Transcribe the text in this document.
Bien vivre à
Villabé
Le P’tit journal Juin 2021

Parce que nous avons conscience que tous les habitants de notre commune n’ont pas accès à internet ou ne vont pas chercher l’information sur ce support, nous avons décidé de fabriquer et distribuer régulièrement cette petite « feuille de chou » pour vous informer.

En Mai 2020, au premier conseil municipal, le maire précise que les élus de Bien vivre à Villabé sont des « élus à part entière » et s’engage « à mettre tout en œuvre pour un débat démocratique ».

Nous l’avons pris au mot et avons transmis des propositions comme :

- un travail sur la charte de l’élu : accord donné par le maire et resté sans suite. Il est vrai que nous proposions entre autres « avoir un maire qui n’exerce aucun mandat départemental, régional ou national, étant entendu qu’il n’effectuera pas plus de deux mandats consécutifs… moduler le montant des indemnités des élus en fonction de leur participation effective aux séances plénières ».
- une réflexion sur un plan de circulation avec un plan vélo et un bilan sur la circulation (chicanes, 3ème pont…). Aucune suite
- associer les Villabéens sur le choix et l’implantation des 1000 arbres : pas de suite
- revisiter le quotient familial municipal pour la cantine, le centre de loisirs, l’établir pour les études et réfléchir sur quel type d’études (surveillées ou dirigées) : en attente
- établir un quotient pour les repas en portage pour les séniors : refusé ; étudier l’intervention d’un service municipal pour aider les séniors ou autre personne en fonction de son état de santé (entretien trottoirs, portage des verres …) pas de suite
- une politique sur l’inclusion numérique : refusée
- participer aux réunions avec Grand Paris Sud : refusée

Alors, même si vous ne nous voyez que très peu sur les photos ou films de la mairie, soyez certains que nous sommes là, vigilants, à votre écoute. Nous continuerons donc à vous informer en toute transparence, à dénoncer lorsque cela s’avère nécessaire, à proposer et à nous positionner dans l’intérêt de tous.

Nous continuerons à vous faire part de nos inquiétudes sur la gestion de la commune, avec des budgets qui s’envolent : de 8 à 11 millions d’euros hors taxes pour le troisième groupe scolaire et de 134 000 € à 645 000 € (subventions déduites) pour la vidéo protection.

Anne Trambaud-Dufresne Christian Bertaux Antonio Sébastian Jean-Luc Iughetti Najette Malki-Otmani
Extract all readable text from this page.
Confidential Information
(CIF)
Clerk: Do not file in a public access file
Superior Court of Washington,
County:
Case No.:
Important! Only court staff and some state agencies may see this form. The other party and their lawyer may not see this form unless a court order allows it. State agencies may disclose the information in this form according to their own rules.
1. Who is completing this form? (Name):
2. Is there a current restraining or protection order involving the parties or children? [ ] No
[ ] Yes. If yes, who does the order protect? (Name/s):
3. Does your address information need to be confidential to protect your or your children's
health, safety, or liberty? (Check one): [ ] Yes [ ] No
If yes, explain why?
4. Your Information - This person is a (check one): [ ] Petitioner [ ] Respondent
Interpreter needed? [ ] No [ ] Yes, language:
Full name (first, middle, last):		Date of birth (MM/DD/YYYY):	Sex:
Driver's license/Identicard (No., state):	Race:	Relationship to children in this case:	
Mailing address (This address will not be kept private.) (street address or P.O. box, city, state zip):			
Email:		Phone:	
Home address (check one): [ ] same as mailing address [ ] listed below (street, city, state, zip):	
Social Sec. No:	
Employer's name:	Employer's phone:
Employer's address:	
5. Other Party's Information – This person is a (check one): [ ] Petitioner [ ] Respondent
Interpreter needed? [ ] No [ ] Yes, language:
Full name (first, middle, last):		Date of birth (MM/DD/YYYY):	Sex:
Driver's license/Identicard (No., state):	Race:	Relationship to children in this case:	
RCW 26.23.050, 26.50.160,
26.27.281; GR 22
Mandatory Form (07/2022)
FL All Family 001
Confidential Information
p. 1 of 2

◆ Written request ◆
Retype the material above, line by line, exactly.

◆ Result for this task ◆
Transcribe the text in this document.
Bien vivre à
Villabé
Le P’tit journal Juin 2021

Parce que nous avons conscience que tous les habitants de notre commune n’ont pas accès à internet ou ne vont pas chercher l’information sur ce support, nous avons décidé de fabriquer et distribuer régulièrement cette petite « feuille de chou » pour vous informer.

En Mai 2020, au premier conseil municipal, le maire précise que les élus de Bien vivre à Villabé sont des « élus à part entière » et s’engage « à mettre tout en œuvre pour un débat démocratique ».

Nous l’avons pris au mot et avons transmis des propositions comme :

- un travail sur la charte de l’élu : accord donné par le maire et resté sans suite. Il est vrai que nous proposions entre autres « avoir un maire qui n’exerce aucun mandat départemental, régional ou national, étant entendu qu’il n’effectuera pas plus de deux mandats consécutifs… moduler le montant des indemnités des élus en fonction de leur participation effective aux séances plénières ».
- une réflexion sur un plan de circulation avec un plan vélo et un bilan sur la circulation (chicanes, 3ème pont…). Aucune suite
- associer les Villabéens sur le choix et l’implantation des 1000 arbres : pas de suite
- revisiter le quotient familial municipal pour la cantine, le centre de loisirs, l’établir pour les études et réfléchir sur quel type d’études (surveillées ou dirigées) : en attente
- établir un quotient pour les repas en portage pour les séniors : refusé ; étudier l’intervention d’un service municipal pour aider les séniors ou autre personne en fonction de son état de santé (entretien trottoirs, portage des verres …) pas de suite
- une politique sur l’inclusion numérique : refusée
- participer aux réunions avec Grand Paris Sud : refusée

Alors, même si vous ne nous voyez que très peu sur les photos ou films de la mairie, soyez certains que nous sommes là, vigilants, à votre écoute. Nous continuerons donc à vous informer en toute transparence, à dénoncer lorsque cela s’avère nécessaire, à proposer et à nous positionner dans l’intérêt de tous.

Nous continuerons à vous faire part de nos inquiétudes sur la gestion de la commune, avec des budgets qui s’envolent : de 8 à 11 millions d’euros hors taxes pour le troisième groupe scolaire et de 134 000 € à 645 000 € (subventions déduites) pour la vidéo protection.

Anne Trambaud-Dufresne Christian Bertaux Antonio Sébastian Jean-Luc Iughetti Najette Malki-Otmani
Extract all readable text from this page.
Confidential Information
(CIF)
Clerk: Do not file in a public access file
Superior Court of Washington,
County:
Case No.:
Important! Only court staff and some state agencies may see this form. The other party and their lawyer may not see this form unless a court order allows it. State agencies may disclose the information in this form according to their own rules.
1. Who is completing this form? (Name):
2. Is there a current restraining or protection order involving the parties or children? [ ] No
[ ] Yes. If yes, who does the order protect? (Name/s):
3. Does your address information need to be confidential to protect your or your children's
health, safety, or liberty? (Check one): [ ] Yes [ ] No
If yes, explain why?
4. Your Information - This person is a (check one): [ ] Petitioner [ ] Respondent
Interpreter needed? [ ] No [ ] Yes, language:
Full name (first, middle, last):		Date of birth (MM/DD/YYYY):	Sex:
Driver's license/Identicard (No., state):	Race:	Relationship to children in this case:	
Mailing address (This address will not be kept private.) (street address or P.O. box, city, state zip):			
Email:		Phone:	
Home address (check one): [ ] same as mailing address [ ] listed below (street, city, state, zip):	
Social Sec. No:	
Employer's name:	Employer's phone:
Employer's address:	
5. Other Party's Information – This person is a (check one): [ ] Petitioner [ ] Respondent
Interpreter needed? [ ] No [ ] Yes, language:
Full name (first, middle, last):		Date of birth (MM/DD/YYYY):	Sex:
Driver's license/Identicard (No., state):	Race:	Relationship to children in this case:	
RCW 26.23.050, 26.50.160,
26.27.281; GR 22
Mandatory Form (07/2022)
FL All Family 001
Confidential Information
p. 1 of 2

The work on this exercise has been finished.